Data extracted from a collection
----------------------------------------
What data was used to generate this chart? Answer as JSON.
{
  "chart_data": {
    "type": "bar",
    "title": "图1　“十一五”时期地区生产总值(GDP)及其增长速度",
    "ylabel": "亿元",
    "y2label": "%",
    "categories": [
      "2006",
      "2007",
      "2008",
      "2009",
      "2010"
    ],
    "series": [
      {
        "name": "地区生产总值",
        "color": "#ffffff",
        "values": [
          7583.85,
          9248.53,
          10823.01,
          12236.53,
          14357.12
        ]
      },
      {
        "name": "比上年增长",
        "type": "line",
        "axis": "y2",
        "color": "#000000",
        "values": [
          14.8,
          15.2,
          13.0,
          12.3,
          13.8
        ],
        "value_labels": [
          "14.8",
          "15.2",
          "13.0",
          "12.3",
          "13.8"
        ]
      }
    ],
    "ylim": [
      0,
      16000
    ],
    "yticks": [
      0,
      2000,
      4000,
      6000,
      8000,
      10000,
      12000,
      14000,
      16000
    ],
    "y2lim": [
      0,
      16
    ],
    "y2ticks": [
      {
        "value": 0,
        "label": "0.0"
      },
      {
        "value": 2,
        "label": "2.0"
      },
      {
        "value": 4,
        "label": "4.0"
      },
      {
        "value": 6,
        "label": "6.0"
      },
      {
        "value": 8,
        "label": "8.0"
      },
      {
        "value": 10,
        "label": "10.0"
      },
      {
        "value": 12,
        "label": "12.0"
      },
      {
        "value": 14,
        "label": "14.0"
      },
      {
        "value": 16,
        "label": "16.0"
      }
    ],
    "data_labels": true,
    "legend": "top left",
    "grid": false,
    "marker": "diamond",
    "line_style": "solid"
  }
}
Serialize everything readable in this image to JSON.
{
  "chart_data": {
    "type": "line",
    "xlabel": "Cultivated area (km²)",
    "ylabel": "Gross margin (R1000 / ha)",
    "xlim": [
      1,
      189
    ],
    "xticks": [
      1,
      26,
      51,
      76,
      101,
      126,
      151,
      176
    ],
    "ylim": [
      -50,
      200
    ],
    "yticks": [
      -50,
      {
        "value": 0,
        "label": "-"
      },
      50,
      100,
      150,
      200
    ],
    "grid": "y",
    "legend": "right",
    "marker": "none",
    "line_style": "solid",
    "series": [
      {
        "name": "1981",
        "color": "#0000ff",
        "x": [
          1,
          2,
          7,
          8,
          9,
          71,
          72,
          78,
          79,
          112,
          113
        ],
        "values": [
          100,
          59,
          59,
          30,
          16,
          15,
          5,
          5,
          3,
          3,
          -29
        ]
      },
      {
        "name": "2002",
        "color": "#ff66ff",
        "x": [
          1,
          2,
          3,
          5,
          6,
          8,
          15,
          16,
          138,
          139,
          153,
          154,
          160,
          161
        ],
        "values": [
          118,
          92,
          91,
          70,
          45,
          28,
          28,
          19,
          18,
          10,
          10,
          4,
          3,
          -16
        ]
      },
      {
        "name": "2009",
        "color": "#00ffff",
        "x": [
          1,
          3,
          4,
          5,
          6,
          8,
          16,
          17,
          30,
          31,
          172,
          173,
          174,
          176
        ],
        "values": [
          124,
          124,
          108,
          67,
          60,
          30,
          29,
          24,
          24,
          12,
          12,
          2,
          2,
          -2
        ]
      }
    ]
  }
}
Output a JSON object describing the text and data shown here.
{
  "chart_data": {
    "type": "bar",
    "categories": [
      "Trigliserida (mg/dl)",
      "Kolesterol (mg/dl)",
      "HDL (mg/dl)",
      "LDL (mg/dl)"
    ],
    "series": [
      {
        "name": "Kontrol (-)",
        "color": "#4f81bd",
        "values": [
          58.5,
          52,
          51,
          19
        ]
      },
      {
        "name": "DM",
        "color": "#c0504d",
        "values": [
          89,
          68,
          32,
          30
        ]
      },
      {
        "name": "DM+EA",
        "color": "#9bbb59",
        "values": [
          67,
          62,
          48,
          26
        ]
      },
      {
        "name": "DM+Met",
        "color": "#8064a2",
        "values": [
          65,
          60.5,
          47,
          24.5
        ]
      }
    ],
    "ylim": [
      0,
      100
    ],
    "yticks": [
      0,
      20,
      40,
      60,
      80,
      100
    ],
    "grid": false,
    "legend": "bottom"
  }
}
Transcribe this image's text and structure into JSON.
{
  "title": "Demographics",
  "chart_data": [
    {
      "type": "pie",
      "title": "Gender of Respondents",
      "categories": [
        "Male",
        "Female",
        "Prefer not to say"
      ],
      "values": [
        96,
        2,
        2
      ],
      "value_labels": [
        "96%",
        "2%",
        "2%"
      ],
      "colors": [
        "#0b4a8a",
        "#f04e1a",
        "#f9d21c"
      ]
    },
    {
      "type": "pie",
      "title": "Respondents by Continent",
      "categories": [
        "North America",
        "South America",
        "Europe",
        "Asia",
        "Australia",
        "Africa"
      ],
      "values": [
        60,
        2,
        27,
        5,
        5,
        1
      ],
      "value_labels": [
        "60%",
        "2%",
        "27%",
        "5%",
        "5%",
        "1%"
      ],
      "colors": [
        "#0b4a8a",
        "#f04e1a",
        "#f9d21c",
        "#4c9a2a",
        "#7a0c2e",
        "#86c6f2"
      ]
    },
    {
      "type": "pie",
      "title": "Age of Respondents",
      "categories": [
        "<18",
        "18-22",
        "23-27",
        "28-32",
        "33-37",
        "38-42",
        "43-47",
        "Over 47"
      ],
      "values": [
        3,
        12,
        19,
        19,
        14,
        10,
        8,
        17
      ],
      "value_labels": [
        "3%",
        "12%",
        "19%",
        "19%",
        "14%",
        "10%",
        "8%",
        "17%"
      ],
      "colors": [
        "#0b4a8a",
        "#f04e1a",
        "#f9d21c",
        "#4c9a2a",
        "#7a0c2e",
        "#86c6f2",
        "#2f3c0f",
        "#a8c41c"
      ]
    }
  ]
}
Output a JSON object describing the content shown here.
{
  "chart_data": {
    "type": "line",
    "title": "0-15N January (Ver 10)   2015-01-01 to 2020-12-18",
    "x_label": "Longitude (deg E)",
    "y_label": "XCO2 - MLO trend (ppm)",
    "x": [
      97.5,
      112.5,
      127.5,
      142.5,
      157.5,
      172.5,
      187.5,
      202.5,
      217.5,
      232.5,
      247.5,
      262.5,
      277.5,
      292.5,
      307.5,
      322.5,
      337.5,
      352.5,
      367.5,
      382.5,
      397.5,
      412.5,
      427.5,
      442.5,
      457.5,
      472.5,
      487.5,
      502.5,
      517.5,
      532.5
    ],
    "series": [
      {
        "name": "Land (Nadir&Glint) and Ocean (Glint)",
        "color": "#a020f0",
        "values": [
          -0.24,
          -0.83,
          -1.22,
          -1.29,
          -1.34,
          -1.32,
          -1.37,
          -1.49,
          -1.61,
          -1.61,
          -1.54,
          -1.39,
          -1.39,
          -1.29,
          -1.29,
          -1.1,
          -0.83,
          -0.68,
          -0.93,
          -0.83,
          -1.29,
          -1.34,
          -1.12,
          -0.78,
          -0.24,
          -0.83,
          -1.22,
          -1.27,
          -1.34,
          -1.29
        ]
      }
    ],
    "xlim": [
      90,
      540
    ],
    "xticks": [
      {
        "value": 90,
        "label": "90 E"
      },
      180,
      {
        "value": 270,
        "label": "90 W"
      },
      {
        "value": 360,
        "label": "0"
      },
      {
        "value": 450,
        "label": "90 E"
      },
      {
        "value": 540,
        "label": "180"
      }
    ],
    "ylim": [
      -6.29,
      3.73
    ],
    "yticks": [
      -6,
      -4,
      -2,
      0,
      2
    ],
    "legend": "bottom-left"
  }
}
----------------------------------------
__Instructions to follow__: Using the listing above, list every line in which the string "describing" occurs.

__Result for this exercise__:
Output a JSON object describing the text and data shown here.
Output a JSON object describing the content shown here.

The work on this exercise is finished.